[START Supplied entries]

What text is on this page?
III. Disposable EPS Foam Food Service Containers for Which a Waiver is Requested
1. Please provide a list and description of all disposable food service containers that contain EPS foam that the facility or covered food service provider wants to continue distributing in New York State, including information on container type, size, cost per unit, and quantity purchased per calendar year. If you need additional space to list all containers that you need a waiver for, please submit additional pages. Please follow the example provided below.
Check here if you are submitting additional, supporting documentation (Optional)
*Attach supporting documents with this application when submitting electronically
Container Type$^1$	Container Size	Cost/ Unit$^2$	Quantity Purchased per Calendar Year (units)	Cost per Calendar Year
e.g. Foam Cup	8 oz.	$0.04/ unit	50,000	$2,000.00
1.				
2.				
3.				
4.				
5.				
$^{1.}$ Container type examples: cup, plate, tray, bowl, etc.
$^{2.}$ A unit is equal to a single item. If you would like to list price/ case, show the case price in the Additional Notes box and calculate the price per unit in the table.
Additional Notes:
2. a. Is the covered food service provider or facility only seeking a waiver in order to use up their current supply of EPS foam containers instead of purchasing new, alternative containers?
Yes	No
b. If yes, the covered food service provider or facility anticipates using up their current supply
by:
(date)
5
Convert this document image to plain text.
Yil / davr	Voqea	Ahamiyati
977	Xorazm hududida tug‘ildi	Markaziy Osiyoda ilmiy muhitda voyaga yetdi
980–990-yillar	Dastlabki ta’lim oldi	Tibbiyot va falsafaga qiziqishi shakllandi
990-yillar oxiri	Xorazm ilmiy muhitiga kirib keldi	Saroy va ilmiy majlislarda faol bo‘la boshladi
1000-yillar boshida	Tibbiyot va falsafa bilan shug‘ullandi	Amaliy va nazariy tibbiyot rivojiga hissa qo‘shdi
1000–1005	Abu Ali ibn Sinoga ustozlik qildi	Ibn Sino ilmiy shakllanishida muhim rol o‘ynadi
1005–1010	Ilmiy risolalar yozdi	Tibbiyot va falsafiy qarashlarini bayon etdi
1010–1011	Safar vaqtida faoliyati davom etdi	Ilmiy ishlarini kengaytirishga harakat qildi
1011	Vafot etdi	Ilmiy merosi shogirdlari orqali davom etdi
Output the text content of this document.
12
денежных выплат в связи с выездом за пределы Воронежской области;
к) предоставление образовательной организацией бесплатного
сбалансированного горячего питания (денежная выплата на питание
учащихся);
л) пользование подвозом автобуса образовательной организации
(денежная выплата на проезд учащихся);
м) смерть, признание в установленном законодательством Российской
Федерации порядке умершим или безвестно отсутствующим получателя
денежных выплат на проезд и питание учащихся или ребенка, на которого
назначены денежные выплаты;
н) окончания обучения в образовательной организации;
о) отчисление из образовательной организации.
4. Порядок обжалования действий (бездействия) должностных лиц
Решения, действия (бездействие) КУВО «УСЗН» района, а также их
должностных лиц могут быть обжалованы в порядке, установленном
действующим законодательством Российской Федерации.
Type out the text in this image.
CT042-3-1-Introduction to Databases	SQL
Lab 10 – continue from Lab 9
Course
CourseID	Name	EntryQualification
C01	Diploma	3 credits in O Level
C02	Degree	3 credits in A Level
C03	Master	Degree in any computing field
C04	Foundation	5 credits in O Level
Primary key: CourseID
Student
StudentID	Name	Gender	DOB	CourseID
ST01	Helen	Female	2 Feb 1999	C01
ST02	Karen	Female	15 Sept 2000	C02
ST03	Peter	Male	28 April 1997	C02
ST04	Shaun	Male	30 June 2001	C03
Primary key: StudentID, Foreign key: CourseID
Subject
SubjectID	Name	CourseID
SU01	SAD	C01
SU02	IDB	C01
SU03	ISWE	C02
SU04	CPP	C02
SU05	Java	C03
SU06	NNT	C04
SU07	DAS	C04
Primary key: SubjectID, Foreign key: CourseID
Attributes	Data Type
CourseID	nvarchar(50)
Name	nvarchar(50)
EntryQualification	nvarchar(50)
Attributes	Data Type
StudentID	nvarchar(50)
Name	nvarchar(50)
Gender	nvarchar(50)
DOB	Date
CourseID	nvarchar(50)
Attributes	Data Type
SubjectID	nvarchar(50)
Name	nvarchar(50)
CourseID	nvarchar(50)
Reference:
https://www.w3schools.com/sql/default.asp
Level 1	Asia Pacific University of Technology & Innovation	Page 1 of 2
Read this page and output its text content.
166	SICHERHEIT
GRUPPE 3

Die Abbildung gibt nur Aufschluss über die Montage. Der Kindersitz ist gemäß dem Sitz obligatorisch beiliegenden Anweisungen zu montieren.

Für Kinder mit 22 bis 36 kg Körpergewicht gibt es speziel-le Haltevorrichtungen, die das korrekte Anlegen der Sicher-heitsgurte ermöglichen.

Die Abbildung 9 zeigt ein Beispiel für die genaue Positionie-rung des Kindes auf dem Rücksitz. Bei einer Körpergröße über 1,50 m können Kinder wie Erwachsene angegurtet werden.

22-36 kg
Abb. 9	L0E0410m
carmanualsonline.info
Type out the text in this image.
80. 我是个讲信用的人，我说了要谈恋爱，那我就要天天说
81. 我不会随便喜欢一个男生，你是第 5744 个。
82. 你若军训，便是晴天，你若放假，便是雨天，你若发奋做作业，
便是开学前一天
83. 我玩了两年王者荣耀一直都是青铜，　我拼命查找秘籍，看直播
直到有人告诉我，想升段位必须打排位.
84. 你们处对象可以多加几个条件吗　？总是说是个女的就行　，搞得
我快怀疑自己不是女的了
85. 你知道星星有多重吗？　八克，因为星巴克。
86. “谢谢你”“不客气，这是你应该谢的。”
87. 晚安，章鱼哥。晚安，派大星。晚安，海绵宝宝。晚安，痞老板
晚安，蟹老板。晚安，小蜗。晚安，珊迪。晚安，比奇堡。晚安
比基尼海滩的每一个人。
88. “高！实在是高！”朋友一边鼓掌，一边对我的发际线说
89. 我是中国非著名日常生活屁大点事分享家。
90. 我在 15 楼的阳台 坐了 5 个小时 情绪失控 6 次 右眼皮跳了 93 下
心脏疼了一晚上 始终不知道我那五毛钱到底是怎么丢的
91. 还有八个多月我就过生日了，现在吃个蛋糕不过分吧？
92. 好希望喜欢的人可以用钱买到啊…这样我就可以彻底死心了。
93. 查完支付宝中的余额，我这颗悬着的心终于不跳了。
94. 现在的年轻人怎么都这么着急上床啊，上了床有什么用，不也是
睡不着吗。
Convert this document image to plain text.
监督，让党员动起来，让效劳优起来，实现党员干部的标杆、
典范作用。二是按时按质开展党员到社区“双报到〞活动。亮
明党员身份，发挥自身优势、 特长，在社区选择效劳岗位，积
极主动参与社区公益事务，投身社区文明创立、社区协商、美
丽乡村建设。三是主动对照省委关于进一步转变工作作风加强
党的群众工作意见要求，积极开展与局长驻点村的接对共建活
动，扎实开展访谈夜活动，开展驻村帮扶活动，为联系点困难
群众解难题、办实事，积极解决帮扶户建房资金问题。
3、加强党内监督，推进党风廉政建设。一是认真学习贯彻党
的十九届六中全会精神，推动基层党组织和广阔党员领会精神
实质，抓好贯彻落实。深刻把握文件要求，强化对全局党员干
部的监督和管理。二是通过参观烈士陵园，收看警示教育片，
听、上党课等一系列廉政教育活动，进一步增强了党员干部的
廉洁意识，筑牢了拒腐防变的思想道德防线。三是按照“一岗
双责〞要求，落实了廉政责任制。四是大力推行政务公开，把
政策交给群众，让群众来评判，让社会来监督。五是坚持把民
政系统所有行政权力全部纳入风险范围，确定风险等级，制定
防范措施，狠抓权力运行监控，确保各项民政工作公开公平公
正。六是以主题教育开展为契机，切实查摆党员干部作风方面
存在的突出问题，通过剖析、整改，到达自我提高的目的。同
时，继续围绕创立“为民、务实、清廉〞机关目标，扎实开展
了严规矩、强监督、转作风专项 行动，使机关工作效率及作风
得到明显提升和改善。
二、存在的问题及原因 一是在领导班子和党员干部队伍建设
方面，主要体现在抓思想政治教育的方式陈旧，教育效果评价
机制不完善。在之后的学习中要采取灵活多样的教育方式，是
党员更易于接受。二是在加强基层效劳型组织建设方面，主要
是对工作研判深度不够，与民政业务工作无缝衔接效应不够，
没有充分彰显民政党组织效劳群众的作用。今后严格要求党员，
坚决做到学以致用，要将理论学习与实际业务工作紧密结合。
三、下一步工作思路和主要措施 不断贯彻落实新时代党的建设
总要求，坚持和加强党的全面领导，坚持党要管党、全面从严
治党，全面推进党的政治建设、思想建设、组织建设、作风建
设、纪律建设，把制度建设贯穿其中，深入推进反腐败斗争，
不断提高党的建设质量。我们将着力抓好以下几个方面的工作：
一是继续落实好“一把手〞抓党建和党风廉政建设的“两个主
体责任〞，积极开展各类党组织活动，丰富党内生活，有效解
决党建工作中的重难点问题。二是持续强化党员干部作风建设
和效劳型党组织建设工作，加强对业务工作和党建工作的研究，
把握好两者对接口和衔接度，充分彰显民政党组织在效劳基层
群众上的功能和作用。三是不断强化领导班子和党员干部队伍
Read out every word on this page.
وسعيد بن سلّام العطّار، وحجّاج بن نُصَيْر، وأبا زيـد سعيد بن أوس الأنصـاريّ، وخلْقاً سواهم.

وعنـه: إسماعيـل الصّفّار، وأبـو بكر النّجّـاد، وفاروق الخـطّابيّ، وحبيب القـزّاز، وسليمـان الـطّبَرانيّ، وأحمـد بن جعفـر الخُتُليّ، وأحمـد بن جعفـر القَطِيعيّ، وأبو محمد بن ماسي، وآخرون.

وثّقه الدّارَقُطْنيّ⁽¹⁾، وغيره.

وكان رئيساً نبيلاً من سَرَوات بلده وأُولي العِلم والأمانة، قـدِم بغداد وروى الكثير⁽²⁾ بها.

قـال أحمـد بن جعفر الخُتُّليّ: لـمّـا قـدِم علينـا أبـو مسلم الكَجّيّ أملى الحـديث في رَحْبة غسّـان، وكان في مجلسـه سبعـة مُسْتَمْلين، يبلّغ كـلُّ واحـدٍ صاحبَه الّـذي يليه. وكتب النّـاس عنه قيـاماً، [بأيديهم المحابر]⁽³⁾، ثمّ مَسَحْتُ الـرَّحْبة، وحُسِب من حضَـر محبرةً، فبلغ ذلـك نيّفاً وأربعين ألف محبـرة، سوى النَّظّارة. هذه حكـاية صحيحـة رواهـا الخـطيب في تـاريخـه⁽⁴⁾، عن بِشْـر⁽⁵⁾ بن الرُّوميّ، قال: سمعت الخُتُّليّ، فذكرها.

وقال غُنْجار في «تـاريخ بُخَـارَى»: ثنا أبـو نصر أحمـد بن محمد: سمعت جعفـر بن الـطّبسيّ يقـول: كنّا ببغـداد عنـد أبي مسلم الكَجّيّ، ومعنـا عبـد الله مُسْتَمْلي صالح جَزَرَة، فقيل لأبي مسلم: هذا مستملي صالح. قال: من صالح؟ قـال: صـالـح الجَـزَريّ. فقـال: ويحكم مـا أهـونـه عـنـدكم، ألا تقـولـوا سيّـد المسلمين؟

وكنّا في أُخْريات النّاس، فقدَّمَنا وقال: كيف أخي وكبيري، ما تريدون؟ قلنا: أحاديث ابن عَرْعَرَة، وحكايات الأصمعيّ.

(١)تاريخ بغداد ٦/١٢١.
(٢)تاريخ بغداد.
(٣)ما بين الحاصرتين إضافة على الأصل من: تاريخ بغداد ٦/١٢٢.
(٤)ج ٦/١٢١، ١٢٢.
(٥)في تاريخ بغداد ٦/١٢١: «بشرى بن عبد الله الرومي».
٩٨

[END Supplied entries]

* Instruction
Find each line that has the word "установленном", then copy it out.

* Solved problem
м) смерть, признание в установленном законодательством Российской
должностных лиц могут быть обжалованы в порядке, установленном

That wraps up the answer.